Saved entries:

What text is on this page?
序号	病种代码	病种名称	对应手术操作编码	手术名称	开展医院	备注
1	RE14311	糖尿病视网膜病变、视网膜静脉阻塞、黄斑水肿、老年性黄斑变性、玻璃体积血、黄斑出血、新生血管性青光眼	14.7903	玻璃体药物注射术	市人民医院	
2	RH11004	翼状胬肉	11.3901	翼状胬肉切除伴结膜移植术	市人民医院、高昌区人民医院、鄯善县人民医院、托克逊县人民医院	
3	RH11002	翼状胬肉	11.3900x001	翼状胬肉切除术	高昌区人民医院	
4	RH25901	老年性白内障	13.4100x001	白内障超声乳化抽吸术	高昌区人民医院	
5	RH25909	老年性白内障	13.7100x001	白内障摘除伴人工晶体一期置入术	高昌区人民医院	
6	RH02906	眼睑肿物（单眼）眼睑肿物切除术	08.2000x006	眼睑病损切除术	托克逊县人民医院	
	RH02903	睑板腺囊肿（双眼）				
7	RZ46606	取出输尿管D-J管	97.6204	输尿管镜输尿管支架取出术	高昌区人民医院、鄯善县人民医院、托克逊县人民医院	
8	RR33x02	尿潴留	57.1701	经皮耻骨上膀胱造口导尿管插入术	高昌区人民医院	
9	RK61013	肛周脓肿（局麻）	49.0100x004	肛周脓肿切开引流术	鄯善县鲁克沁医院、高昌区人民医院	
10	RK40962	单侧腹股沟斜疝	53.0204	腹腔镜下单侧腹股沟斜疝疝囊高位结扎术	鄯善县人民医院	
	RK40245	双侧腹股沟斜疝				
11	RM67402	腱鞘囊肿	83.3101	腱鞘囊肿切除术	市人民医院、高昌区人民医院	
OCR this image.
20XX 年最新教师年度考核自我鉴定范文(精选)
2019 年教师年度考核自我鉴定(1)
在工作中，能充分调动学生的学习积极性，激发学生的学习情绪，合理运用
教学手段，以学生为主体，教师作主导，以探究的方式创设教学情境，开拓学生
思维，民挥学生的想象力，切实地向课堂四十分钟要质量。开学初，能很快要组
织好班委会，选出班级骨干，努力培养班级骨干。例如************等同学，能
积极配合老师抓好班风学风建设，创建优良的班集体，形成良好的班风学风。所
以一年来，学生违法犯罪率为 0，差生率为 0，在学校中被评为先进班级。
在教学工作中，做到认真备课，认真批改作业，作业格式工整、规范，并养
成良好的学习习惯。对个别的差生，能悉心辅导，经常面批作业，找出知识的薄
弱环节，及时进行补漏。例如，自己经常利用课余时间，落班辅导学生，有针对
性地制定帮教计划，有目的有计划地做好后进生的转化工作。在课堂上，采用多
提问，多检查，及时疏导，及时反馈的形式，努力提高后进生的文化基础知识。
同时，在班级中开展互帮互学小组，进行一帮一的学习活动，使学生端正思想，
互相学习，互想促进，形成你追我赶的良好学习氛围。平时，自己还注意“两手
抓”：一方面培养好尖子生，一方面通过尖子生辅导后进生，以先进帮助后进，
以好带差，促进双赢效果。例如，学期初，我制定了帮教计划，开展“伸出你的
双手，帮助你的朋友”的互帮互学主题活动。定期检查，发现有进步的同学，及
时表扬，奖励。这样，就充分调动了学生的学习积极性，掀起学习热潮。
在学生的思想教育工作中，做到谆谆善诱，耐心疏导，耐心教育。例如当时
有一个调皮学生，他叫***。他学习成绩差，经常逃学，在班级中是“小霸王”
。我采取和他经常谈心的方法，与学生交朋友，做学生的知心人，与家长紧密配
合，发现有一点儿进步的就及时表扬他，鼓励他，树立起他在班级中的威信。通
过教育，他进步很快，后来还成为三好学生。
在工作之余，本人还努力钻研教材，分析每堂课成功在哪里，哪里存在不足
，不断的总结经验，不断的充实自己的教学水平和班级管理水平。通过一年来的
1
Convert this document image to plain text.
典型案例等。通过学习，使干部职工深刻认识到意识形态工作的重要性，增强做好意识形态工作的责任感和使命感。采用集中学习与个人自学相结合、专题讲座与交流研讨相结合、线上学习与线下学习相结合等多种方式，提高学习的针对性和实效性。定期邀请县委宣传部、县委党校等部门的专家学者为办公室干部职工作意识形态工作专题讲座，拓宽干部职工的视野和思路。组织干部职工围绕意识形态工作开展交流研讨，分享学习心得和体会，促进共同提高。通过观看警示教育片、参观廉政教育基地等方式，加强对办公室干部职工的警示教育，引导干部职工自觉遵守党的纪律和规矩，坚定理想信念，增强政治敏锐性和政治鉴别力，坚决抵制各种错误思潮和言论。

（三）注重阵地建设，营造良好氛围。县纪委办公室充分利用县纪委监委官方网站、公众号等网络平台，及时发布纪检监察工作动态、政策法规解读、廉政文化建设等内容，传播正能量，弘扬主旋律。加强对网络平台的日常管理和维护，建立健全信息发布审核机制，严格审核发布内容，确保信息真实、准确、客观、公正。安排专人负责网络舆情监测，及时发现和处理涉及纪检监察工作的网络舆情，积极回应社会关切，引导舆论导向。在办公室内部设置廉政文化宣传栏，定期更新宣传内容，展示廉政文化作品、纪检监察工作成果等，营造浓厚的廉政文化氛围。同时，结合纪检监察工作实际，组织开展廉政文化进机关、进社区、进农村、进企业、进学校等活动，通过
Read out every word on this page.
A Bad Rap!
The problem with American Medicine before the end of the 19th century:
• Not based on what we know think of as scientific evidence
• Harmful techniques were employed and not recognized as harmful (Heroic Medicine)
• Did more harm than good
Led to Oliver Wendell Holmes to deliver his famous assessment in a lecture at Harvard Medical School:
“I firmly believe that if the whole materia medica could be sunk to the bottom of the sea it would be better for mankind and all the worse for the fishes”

Directions — In the entries above, locate every line with the word "市人民医院" and copy it.

The output —
1	RE14311	糖尿病视网膜病变、视网膜静脉阻塞、黄斑水肿、老年性黄斑变性、玻璃体积血、黄斑出血、新生血管性青光眼	14.7903	玻璃体药物注射术	市人民医院	
2	RH11004	翼状胬肉	11.3901	翼状胬肉切除伴结膜移植术	市人民医院、高昌区人民医院、鄯善县人民医院、托克逊县人民医院	
11	RM67402	腱鞘囊肿	83.3101	腱鞘囊肿切除术	市人民医院、高昌区人民医院	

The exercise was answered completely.